Exercise task >> Could you print all the entries exactly?

▼

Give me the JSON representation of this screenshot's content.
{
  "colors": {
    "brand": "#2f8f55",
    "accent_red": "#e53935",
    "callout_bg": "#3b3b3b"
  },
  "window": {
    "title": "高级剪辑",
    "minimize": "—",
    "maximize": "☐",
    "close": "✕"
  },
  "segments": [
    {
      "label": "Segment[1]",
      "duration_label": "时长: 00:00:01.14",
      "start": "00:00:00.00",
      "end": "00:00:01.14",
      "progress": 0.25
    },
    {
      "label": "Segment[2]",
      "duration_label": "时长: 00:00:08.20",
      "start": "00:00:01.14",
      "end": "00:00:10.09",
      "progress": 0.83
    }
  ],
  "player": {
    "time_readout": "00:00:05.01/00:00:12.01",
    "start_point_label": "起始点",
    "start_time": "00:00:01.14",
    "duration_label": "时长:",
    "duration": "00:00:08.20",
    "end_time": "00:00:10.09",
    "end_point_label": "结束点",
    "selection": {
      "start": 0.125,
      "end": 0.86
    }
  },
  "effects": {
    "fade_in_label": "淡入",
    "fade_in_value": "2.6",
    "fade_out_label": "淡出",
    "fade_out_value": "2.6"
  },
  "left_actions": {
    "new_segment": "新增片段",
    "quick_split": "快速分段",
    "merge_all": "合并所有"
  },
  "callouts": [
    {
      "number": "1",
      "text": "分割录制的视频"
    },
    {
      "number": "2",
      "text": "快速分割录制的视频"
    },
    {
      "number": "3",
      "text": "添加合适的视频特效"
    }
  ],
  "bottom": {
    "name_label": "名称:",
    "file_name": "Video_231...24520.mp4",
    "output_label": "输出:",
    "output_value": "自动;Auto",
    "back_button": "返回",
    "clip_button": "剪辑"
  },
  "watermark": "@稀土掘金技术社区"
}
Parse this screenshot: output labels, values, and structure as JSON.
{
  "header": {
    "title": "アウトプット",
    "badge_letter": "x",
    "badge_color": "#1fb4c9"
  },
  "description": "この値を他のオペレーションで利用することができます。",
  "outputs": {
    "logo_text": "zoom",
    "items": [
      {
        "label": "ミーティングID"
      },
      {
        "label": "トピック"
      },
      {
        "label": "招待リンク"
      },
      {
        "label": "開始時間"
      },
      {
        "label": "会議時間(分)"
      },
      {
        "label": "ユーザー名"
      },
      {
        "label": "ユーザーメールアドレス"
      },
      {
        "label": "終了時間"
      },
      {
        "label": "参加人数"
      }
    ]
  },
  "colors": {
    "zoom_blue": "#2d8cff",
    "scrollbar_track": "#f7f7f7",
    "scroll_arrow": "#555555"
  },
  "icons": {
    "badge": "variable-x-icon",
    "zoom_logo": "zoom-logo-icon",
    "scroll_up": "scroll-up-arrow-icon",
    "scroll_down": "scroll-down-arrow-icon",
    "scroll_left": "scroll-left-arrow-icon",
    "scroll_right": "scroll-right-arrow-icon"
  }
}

▲

Problem solution >>
Give me the JSON representation of this screenshot's content.
{
  "colors": {
    "brand": "#2f8f55",
    "accent_red": "#e53935",
    "callout_bg": "#3b3b3b"
  },
  "window": {
    "title": "高级剪辑",
    "minimize": "—",
    "maximize": "☐",
    "close": "✕"
  },
  "segments": [
    {
      "label": "Segment[1]",
      "duration_label": "时长: 00:00:01.14",
      "start": "00:00:00.00",
      "end": "00:00:01.14",
      "progress": 0.25
    },
    {
      "label": "Segment[2]",
      "duration_label": "时长: 00:00:08.20",
      "start": "00:00:01.14",
      "end": "00:00:10.09",
      "progress": 0.83
    }
  ],
  "player": {
    "time_readout": "00:00:05.01/00:00:12.01",
    "start_point_label": "起始点",
    "start_time": "00:00:01.14",
    "duration_label": "时长:",
    "duration": "00:00:08.20",
    "end_time": "00:00:10.09",
    "end_point_label": "结束点",
    "selection": {
      "start": 0.125,
      "end": 0.86
    }
  },
  "effects": {
    "fade_in_label": "淡入",
    "fade_in_value": "2.6",
    "fade_out_label": "淡出",
    "fade_out_value": "2.6"
  },
  "left_actions": {
    "new_segment": "新增片段",
    "quick_split": "快速分段",
    "merge_all": "合并所有"
  },
  "callouts": [
    {
      "number": "1",
      "text": "分割录制的视频"
    },
    {
      "number": "2",
      "text": "快速分割录制的视频"
    },
    {
      "number": "3",
      "text": "添加合适的视频特效"
    }
  ],
  "bottom": {
    "name_label": "名称:",
    "file_name": "Video_231...24520.mp4",
    "output_label": "输出:",
    "output_value": "自动;Auto",
    "back_button": "返回",
    "clip_button": "剪辑"
  },
  "watermark": "@稀土掘金技术社区"
}
Parse this screenshot: output labels, values, and structure as JSON.
{
  "header": {
    "title": "アウトプット",
    "badge_letter": "x",
    "badge_color": "#1fb4c9"
  },
  "description": "この値を他のオペレーションで利用することができます。",
  "outputs": {
    "logo_text": "zoom",
    "items": [
      {
        "label": "ミーティングID"
      },
      {
        "label": "トピック"
      },
      {
        "label": "招待リンク"
      },
      {
        "label": "開始時間"
      },
      {
        "label": "会議時間(分)"
      },
      {
        "label": "ユーザー名"
      },
      {
        "label": "ユーザーメールアドレス"
      },
      {
        "label": "終了時間"
      },
      {
        "label": "参加人数"
      }
    ]
  },
  "colors": {
    "zoom_blue": "#2d8cff",
    "scrollbar_track": "#f7f7f7",
    "scroll_arrow": "#555555"
  },
  "icons": {
    "badge": "variable-x-icon",
    "zoom_logo": "zoom-logo-icon",
    "scroll_up": "scroll-up-arrow-icon",
    "scroll_down": "scroll-down-arrow-icon",
    "scroll_left": "scroll-left-arrow-icon",
    "scroll_right": "scroll-right-arrow-icon"
  }
}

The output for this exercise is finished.